=== A run of records ===
# # # # # # #
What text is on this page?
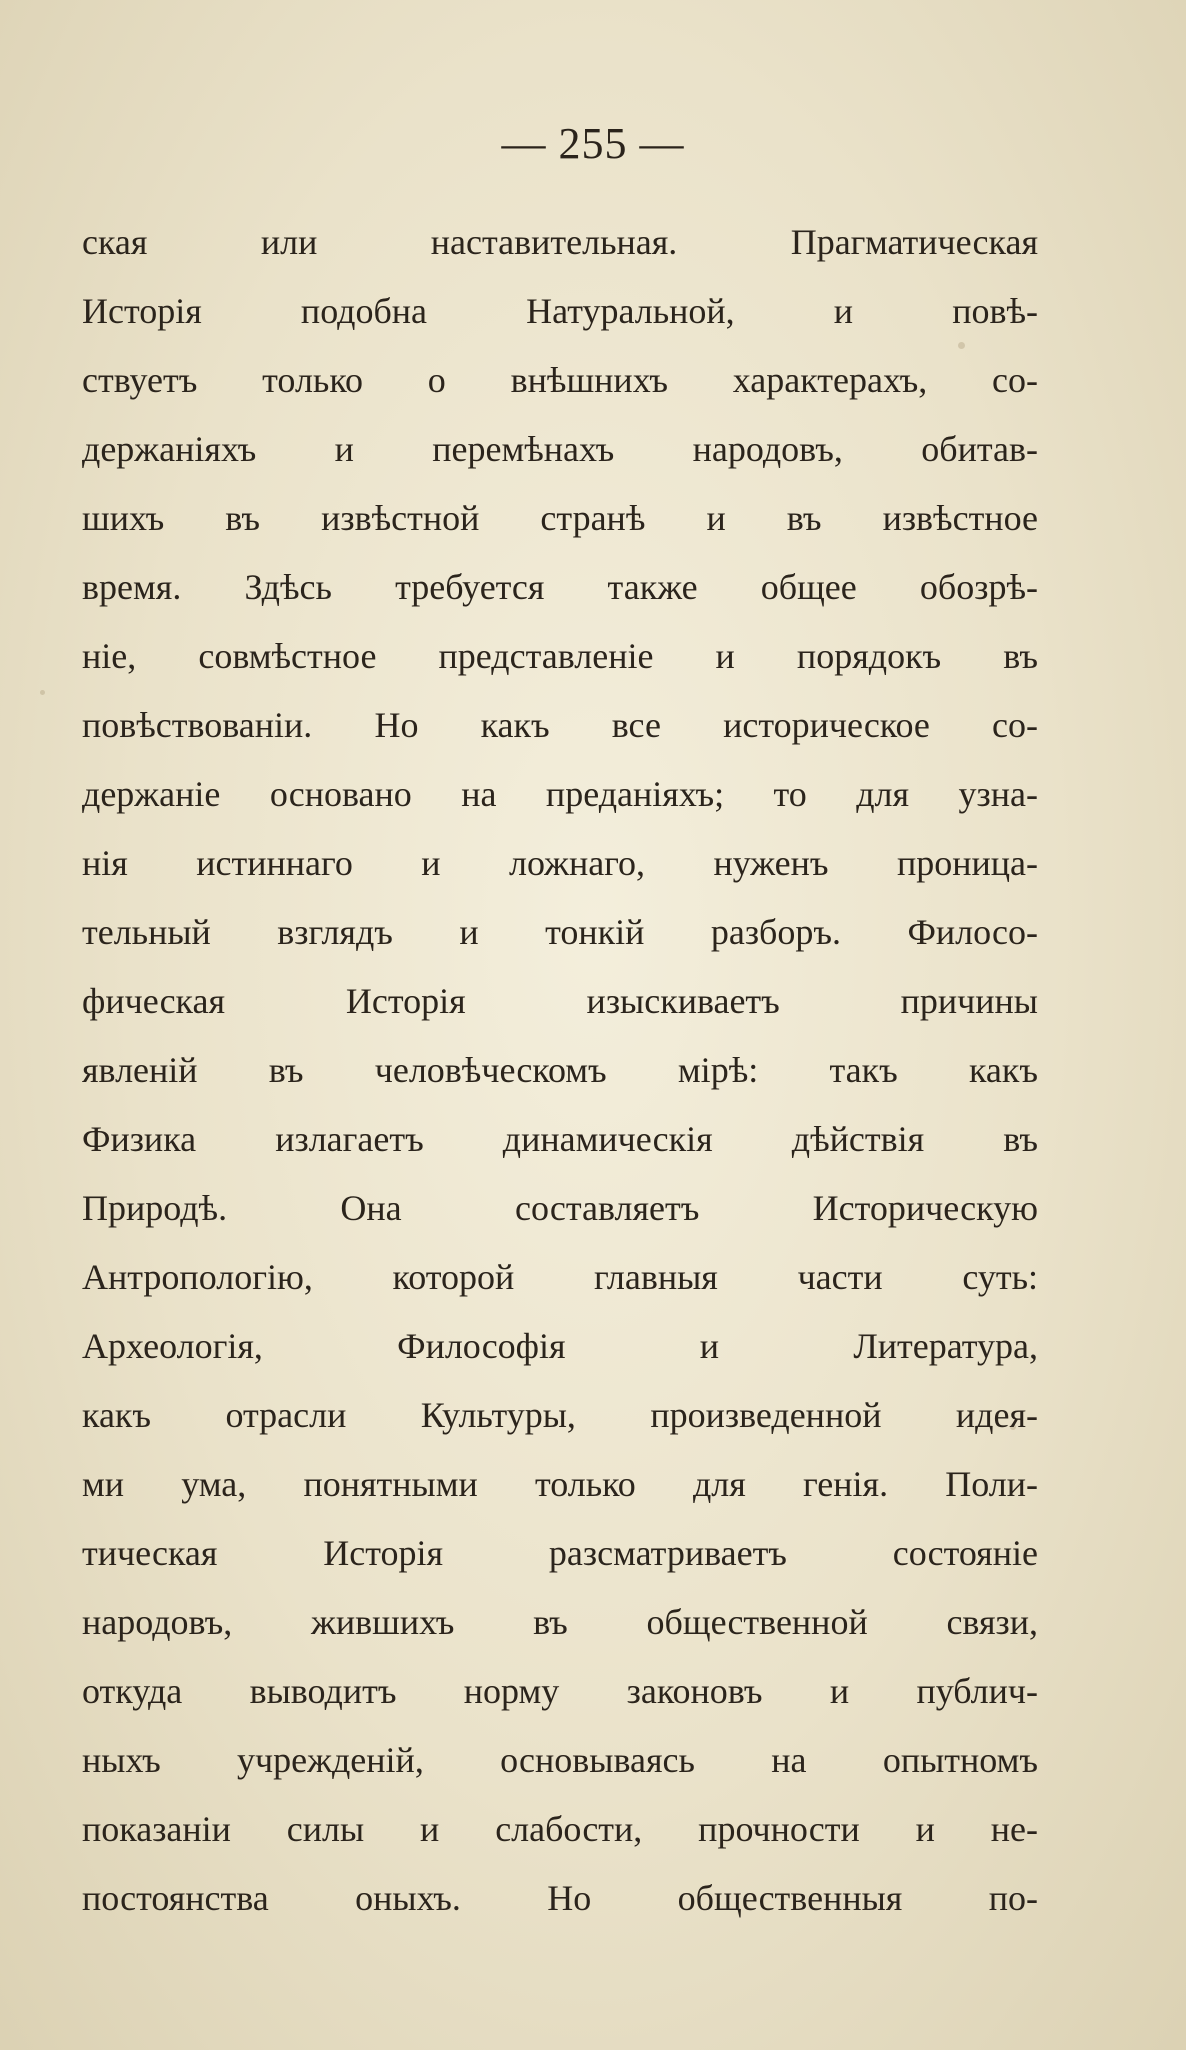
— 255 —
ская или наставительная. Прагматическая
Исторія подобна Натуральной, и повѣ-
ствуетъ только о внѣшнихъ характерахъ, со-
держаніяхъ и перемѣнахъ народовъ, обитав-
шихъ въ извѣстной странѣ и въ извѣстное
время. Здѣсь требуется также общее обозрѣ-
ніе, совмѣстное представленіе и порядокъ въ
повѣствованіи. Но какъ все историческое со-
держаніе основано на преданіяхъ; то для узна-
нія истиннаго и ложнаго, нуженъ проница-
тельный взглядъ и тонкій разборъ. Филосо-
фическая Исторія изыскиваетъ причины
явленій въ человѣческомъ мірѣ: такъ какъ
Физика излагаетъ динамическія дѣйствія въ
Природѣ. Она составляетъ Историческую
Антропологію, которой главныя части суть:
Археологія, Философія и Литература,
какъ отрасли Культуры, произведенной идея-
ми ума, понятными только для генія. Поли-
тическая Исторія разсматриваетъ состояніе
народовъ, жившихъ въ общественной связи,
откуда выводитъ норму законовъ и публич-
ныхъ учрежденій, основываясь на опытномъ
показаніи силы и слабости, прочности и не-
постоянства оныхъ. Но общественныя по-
# # # # # # #
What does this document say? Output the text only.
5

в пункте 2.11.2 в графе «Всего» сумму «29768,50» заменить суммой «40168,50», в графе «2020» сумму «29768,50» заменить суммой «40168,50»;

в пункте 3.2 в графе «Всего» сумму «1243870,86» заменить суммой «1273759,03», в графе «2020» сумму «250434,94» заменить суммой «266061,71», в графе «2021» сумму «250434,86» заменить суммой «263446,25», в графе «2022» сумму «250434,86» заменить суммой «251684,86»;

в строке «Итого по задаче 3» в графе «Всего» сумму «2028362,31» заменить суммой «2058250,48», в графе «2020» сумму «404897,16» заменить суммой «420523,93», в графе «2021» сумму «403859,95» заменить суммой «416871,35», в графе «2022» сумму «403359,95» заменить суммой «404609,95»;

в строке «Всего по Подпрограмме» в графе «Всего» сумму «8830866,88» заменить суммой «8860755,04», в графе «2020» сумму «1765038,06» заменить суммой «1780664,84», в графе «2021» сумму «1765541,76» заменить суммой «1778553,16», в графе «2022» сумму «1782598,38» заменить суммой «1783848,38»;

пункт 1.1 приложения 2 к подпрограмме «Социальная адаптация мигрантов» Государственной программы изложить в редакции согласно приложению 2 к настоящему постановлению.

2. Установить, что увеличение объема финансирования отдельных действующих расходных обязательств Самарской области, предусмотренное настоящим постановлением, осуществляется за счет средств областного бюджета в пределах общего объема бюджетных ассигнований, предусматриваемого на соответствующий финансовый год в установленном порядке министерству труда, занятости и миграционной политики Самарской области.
# # # # # # #
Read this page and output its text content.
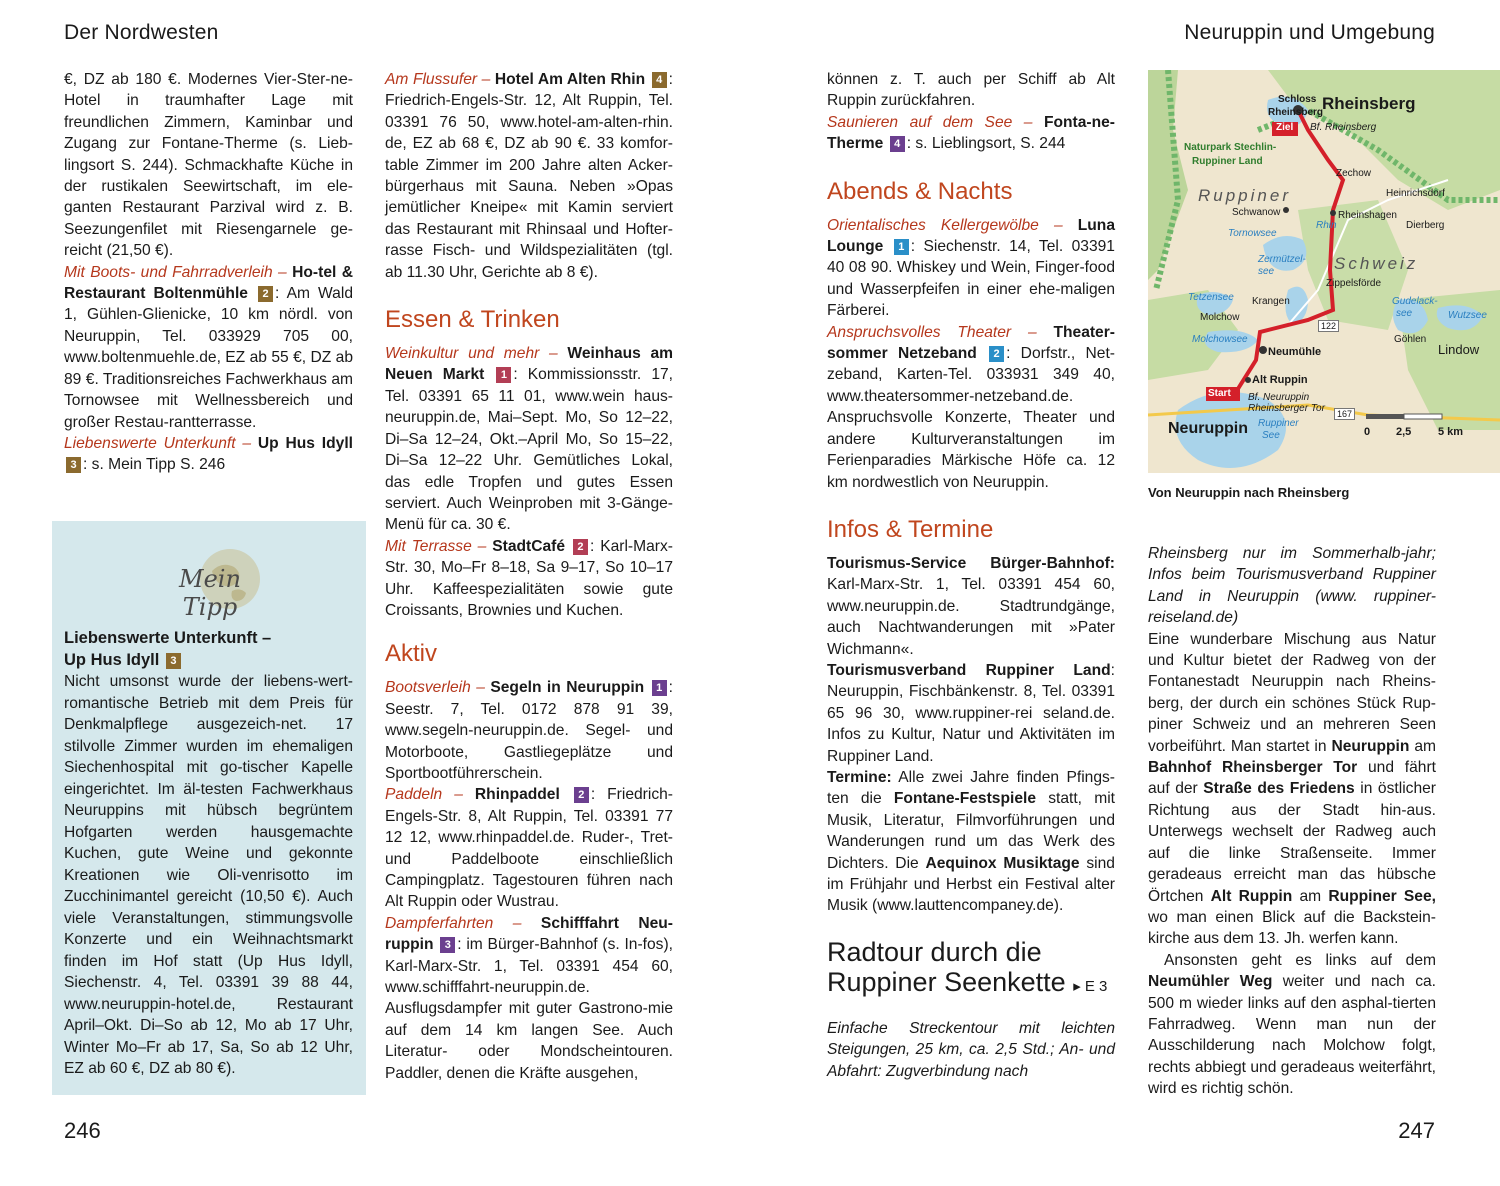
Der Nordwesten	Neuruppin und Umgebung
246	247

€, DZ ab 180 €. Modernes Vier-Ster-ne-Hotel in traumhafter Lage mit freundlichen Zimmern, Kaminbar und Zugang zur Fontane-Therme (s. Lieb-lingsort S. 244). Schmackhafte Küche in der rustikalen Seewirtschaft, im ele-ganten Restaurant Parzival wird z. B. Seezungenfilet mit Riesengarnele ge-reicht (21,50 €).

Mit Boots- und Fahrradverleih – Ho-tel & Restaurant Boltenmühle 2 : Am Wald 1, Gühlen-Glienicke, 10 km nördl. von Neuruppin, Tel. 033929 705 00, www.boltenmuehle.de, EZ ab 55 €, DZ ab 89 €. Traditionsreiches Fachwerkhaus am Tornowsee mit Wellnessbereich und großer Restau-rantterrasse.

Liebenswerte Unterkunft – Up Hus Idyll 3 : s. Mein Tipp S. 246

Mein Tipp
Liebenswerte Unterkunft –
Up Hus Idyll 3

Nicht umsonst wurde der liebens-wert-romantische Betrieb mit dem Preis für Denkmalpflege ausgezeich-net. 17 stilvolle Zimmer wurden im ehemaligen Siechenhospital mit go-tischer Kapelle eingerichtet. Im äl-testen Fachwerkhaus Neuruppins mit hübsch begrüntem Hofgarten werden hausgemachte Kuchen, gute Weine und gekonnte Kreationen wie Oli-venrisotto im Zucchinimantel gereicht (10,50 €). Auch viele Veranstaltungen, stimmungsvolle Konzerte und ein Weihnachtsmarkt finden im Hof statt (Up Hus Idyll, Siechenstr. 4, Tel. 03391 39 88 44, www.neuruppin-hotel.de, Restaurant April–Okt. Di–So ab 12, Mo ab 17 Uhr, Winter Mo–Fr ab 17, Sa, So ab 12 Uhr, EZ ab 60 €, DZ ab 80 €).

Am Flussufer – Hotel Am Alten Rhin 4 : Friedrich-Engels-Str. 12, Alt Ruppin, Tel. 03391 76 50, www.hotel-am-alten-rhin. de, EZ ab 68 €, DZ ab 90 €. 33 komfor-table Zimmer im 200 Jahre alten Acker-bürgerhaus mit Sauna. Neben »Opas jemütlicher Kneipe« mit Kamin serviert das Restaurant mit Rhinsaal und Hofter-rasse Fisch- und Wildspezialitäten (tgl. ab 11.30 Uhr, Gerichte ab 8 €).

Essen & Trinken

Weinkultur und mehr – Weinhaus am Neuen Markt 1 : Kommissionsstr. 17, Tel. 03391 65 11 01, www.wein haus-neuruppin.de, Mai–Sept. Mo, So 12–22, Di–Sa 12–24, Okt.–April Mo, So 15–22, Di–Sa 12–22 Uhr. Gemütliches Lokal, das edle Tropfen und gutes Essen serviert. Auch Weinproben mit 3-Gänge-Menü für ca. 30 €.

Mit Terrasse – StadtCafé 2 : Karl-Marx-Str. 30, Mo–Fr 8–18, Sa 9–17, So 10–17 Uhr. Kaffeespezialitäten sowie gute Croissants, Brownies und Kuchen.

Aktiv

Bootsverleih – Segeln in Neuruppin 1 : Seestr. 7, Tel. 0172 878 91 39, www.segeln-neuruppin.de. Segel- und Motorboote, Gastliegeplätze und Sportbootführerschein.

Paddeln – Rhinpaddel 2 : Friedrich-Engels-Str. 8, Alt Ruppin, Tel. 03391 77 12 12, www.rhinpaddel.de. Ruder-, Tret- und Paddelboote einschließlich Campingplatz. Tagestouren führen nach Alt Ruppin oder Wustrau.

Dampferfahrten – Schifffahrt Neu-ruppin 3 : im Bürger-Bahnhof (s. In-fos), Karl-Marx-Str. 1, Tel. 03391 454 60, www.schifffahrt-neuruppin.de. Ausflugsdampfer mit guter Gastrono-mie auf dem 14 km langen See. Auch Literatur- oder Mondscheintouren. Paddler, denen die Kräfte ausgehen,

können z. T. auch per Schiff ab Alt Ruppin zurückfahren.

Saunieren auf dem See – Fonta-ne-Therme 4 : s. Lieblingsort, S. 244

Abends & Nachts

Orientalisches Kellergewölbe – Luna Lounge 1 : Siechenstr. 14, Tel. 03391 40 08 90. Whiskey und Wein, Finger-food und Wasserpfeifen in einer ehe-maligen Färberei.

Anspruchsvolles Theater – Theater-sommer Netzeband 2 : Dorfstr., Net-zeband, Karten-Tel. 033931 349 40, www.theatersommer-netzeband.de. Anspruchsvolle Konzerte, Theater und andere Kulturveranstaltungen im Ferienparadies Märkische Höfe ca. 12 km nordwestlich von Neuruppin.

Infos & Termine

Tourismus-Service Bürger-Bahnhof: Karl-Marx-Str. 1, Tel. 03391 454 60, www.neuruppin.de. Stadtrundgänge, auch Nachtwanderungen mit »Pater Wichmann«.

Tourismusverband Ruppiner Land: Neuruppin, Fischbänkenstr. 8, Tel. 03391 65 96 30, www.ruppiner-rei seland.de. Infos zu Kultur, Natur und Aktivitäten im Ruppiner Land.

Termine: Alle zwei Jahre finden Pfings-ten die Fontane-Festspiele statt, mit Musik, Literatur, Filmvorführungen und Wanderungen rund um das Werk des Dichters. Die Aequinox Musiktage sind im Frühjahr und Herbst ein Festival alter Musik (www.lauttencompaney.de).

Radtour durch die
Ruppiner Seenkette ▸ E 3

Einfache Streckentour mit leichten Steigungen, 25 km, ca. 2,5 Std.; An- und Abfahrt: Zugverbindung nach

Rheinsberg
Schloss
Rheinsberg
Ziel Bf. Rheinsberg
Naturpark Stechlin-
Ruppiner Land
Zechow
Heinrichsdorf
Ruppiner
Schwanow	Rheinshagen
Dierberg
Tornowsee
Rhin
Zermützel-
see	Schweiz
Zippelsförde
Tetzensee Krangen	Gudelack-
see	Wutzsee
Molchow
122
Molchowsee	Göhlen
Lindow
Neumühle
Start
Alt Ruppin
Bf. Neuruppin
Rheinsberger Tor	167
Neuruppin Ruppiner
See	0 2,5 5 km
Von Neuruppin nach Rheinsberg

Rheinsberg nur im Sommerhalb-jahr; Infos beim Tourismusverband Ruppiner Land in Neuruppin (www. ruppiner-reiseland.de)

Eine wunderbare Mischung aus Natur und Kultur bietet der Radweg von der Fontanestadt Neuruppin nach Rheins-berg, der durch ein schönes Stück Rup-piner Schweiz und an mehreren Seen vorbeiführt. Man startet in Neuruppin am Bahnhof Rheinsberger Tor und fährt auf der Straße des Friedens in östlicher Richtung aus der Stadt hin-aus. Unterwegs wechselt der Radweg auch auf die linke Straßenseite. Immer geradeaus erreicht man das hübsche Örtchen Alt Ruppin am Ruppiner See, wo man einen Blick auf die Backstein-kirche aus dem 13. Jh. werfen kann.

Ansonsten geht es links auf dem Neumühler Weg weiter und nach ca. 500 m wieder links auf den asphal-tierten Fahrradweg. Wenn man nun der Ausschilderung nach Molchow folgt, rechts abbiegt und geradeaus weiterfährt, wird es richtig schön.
# # # # # # #
=== What to do ===
From the entries above, copy every line containing the word "this".

=== Expected answer ===
What text is on this page?
What does this document say? Output the text only.
Read this page and output its text content.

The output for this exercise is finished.